AIM
Pick out the lines containing "Импорт".

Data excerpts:

######

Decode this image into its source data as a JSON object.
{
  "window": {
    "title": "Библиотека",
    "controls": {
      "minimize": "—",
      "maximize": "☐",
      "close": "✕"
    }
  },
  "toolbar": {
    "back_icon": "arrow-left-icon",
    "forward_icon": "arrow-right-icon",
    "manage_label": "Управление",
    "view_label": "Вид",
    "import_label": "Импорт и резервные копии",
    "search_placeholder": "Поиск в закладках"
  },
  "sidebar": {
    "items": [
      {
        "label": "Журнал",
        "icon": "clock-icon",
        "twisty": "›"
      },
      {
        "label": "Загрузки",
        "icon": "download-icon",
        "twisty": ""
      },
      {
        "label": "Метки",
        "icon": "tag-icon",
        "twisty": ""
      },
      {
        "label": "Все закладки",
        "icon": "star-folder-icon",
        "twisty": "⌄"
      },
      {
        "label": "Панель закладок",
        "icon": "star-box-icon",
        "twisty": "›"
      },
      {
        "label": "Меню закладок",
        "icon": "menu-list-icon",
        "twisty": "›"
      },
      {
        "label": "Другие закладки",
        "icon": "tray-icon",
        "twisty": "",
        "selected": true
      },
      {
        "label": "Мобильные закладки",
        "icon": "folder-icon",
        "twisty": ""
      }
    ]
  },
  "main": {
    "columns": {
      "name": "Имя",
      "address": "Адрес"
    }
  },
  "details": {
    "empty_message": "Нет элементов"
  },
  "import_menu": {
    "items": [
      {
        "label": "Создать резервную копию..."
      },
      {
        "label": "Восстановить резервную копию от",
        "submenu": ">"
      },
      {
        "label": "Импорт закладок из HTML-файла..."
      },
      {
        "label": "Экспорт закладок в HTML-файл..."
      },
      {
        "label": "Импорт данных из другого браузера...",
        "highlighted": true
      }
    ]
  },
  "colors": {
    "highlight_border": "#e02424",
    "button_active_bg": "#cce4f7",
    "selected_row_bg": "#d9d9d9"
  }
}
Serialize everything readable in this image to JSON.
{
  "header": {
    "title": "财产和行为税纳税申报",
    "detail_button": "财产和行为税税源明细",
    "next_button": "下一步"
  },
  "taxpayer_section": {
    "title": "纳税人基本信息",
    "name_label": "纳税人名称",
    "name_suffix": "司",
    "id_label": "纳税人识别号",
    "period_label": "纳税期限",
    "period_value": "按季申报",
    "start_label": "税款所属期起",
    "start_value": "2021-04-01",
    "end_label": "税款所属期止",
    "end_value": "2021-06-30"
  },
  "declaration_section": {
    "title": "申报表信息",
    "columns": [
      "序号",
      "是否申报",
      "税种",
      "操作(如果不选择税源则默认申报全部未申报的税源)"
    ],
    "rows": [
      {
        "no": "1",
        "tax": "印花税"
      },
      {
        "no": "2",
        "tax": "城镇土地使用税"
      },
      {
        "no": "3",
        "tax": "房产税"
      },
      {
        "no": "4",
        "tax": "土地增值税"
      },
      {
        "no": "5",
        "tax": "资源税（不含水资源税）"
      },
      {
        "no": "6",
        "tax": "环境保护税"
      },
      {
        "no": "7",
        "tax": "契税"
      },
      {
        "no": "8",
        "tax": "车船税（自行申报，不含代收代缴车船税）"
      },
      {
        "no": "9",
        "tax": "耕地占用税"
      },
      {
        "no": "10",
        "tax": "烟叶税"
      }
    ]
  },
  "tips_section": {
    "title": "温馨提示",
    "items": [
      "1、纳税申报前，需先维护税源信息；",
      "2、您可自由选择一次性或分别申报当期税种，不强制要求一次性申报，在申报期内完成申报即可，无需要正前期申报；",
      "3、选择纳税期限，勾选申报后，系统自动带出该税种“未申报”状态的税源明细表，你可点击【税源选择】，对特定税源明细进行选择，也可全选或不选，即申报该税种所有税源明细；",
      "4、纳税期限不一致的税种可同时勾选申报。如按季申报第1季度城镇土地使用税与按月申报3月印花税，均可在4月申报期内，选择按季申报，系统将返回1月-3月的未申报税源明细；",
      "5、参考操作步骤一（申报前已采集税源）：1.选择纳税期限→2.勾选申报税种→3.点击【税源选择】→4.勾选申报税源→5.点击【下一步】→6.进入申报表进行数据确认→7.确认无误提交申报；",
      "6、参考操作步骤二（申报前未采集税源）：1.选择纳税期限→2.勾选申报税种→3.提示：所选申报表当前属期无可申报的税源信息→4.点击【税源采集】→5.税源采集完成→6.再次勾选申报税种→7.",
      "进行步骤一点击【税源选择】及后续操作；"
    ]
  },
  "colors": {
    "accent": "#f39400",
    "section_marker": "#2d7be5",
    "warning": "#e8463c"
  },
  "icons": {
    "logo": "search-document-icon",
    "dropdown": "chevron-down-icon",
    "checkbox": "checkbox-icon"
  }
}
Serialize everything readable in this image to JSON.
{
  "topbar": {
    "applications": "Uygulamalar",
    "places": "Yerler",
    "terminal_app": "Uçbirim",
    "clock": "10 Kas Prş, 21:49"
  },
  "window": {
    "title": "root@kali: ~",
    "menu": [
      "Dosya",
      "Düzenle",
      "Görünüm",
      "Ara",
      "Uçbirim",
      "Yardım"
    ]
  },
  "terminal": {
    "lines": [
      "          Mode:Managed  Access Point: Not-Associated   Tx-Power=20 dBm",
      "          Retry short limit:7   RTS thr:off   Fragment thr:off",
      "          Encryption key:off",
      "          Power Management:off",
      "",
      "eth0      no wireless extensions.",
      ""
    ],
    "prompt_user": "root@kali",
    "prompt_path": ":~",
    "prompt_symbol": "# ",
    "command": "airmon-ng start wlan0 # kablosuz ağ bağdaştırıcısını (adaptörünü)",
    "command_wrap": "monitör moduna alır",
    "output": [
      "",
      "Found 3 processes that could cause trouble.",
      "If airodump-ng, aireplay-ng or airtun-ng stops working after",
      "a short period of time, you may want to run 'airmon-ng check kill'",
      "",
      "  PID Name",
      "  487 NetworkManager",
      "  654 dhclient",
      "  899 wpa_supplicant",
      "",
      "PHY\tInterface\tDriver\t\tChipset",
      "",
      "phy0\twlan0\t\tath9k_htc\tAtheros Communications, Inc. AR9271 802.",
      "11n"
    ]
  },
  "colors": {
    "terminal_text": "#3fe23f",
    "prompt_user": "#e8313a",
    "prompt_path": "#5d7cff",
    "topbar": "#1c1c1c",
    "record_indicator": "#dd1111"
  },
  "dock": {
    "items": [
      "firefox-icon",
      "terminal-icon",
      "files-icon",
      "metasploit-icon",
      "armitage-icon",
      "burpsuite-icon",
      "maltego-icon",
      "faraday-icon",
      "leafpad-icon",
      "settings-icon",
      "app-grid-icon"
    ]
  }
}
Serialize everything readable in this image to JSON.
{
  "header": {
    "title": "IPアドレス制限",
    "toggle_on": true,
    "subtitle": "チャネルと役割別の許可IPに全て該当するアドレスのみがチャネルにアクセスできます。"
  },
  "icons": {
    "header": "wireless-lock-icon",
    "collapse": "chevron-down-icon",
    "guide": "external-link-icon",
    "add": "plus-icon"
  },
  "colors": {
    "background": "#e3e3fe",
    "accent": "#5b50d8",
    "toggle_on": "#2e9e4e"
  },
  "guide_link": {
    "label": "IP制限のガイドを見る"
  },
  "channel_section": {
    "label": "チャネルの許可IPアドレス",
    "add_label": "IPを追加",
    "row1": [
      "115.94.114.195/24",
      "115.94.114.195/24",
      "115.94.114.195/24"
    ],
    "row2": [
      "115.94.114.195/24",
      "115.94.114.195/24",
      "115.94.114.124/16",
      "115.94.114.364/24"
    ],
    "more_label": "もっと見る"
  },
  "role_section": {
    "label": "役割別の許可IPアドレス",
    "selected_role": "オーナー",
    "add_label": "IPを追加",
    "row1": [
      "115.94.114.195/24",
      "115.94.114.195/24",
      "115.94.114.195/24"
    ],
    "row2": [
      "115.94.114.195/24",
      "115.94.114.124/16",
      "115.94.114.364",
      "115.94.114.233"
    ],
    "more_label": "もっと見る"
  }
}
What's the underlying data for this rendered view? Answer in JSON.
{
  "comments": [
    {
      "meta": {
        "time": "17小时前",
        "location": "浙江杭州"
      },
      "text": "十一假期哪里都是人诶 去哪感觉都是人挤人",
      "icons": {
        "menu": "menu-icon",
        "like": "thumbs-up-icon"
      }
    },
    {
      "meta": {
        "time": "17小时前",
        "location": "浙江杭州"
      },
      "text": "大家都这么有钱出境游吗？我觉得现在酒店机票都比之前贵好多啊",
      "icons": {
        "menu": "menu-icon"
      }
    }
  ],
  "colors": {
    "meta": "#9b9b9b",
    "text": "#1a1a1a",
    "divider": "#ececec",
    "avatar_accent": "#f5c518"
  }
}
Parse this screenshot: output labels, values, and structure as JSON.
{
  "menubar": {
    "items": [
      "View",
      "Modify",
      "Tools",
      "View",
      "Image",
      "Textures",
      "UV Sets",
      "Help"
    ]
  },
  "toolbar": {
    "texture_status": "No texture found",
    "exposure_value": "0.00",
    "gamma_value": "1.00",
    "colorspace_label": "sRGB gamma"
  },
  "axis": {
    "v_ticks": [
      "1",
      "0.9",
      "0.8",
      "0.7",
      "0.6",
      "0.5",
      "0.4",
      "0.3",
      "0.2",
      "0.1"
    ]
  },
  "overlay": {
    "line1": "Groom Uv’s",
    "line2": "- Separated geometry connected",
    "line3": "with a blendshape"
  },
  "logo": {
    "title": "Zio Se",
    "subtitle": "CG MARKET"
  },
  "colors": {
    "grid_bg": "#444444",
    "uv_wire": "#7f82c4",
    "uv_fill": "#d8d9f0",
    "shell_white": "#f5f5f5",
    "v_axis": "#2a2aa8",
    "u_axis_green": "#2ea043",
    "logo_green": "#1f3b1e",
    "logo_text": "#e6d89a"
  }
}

######

RESPONSE BELOW
    "import_label": "Импорт и резервные копии",
        "label": "Импорт закладок из HTML-файла..."
        "label": "Импорт данных из другого браузера...",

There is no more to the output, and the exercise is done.